*INPUT ROWS*
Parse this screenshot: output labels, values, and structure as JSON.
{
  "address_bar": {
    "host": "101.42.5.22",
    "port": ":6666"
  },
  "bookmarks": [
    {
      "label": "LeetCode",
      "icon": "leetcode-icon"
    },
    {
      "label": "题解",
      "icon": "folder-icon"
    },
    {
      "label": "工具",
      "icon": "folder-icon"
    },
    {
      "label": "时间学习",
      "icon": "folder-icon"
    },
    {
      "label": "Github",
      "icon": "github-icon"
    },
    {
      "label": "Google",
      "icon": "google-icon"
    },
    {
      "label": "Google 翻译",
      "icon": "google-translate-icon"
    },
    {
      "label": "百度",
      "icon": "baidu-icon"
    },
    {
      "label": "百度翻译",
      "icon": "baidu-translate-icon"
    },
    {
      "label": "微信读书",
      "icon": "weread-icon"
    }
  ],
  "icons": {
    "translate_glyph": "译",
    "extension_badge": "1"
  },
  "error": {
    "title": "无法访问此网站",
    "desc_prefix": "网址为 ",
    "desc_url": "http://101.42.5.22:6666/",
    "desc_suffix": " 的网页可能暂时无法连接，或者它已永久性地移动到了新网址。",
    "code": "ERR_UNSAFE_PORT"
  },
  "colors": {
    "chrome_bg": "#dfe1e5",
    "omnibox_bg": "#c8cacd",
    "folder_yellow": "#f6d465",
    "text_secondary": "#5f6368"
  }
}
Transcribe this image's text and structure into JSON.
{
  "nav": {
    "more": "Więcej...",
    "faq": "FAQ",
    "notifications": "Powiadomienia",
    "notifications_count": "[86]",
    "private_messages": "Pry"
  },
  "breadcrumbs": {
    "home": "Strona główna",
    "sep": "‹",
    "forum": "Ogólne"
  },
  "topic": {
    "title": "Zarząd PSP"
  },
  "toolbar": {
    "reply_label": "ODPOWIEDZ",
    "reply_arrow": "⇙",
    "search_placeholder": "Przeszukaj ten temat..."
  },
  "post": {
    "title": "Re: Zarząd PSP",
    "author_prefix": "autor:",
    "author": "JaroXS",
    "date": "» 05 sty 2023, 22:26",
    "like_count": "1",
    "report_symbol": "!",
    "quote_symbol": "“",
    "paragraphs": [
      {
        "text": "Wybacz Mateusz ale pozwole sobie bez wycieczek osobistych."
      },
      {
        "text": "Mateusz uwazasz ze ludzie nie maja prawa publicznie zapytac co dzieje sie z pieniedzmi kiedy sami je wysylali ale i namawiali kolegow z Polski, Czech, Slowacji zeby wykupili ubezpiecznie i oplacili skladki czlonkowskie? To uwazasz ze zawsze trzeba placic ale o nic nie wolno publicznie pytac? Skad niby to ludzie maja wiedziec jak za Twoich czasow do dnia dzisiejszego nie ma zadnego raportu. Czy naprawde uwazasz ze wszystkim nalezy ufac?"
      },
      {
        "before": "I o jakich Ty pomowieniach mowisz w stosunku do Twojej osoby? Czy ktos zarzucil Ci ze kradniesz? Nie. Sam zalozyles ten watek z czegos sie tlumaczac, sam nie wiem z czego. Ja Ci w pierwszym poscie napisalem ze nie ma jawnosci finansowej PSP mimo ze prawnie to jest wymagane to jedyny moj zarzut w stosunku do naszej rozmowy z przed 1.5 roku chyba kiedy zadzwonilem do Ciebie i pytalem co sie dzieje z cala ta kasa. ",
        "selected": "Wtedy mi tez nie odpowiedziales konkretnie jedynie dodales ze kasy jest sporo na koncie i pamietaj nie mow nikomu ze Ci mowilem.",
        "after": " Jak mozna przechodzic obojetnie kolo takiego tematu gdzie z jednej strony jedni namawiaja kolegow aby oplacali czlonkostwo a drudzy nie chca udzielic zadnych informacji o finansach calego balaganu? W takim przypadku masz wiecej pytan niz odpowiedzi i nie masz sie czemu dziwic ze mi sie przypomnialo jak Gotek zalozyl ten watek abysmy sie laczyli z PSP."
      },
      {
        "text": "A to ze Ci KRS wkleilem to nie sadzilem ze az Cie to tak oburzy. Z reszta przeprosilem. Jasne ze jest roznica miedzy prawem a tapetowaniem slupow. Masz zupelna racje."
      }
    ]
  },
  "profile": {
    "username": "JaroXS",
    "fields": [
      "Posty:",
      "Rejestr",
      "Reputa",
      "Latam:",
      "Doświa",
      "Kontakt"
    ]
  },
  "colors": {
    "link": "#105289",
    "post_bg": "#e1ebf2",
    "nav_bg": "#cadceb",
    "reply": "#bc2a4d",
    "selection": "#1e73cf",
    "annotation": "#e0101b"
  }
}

*TASK DETAILS*
Reproduce each entry from the records above, character for character.

*EXERCISE RESULT*
Parse this screenshot: output labels, values, and structure as JSON.
{
  "address_bar": {
    "host": "101.42.5.22",
    "port": ":6666"
  },
  "bookmarks": [
    {
      "label": "LeetCode",
      "icon": "leetcode-icon"
    },
    {
      "label": "题解",
      "icon": "folder-icon"
    },
    {
      "label": "工具",
      "icon": "folder-icon"
    },
    {
      "label": "时间学习",
      "icon": "folder-icon"
    },
    {
      "label": "Github",
      "icon": "github-icon"
    },
    {
      "label": "Google",
      "icon": "google-icon"
    },
    {
      "label": "Google 翻译",
      "icon": "google-translate-icon"
    },
    {
      "label": "百度",
      "icon": "baidu-icon"
    },
    {
      "label": "百度翻译",
      "icon": "baidu-translate-icon"
    },
    {
      "label": "微信读书",
      "icon": "weread-icon"
    }
  ],
  "icons": {
    "translate_glyph": "译",
    "extension_badge": "1"
  },
  "error": {
    "title": "无法访问此网站",
    "desc_prefix": "网址为 ",
    "desc_url": "http://101.42.5.22:6666/",
    "desc_suffix": " 的网页可能暂时无法连接，或者它已永久性地移动到了新网址。",
    "code": "ERR_UNSAFE_PORT"
  },
  "colors": {
    "chrome_bg": "#dfe1e5",
    "omnibox_bg": "#c8cacd",
    "folder_yellow": "#f6d465",
    "text_secondary": "#5f6368"
  }
}
Transcribe this image's text and structure into JSON.
{
  "nav": {
    "more": "Więcej...",
    "faq": "FAQ",
    "notifications": "Powiadomienia",
    "notifications_count": "[86]",
    "private_messages": "Pry"
  },
  "breadcrumbs": {
    "home": "Strona główna",
    "sep": "‹",
    "forum": "Ogólne"
  },
  "topic": {
    "title": "Zarząd PSP"
  },
  "toolbar": {
    "reply_label": "ODPOWIEDZ",
    "reply_arrow": "⇙",
    "search_placeholder": "Przeszukaj ten temat..."
  },
  "post": {
    "title": "Re: Zarząd PSP",
    "author_prefix": "autor:",
    "author": "JaroXS",
    "date": "» 05 sty 2023, 22:26",
    "like_count": "1",
    "report_symbol": "!",
    "quote_symbol": "“",
    "paragraphs": [
      {
        "text": "Wybacz Mateusz ale pozwole sobie bez wycieczek osobistych."
      },
      {
        "text": "Mateusz uwazasz ze ludzie nie maja prawa publicznie zapytac co dzieje sie z pieniedzmi kiedy sami je wysylali ale i namawiali kolegow z Polski, Czech, Slowacji zeby wykupili ubezpiecznie i oplacili skladki czlonkowskie? To uwazasz ze zawsze trzeba placic ale o nic nie wolno publicznie pytac? Skad niby to ludzie maja wiedziec jak za Twoich czasow do dnia dzisiejszego nie ma zadnego raportu. Czy naprawde uwazasz ze wszystkim nalezy ufac?"
      },
      {
        "before": "I o jakich Ty pomowieniach mowisz w stosunku do Twojej osoby? Czy ktos zarzucil Ci ze kradniesz? Nie. Sam zalozyles ten watek z czegos sie tlumaczac, sam nie wiem z czego. Ja Ci w pierwszym poscie napisalem ze nie ma jawnosci finansowej PSP mimo ze prawnie to jest wymagane to jedyny moj zarzut w stosunku do naszej rozmowy z przed 1.5 roku chyba kiedy zadzwonilem do Ciebie i pytalem co sie dzieje z cala ta kasa. ",
        "selected": "Wtedy mi tez nie odpowiedziales konkretnie jedynie dodales ze kasy jest sporo na koncie i pamietaj nie mow nikomu ze Ci mowilem.",
        "after": " Jak mozna przechodzic obojetnie kolo takiego tematu gdzie z jednej strony jedni namawiaja kolegow aby oplacali czlonkostwo a drudzy nie chca udzielic zadnych informacji o finansach calego balaganu? W takim przypadku masz wiecej pytan niz odpowiedzi i nie masz sie czemu dziwic ze mi sie przypomnialo jak Gotek zalozyl ten watek abysmy sie laczyli z PSP."
      },
      {
        "text": "A to ze Ci KRS wkleilem to nie sadzilem ze az Cie to tak oburzy. Z reszta przeprosilem. Jasne ze jest roznica miedzy prawem a tapetowaniem slupow. Masz zupelna racje."
      }
    ]
  },
  "profile": {
    "username": "JaroXS",
    "fields": [
      "Posty:",
      "Rejestr",
      "Reputa",
      "Latam:",
      "Doświa",
      "Kontakt"
    ]
  },
  "colors": {
    "link": "#105289",
    "post_bg": "#e1ebf2",
    "nav_bg": "#cadceb",
    "reply": "#bc2a4d",
    "selection": "#1e73cf",
    "annotation": "#e0101b"
  }
}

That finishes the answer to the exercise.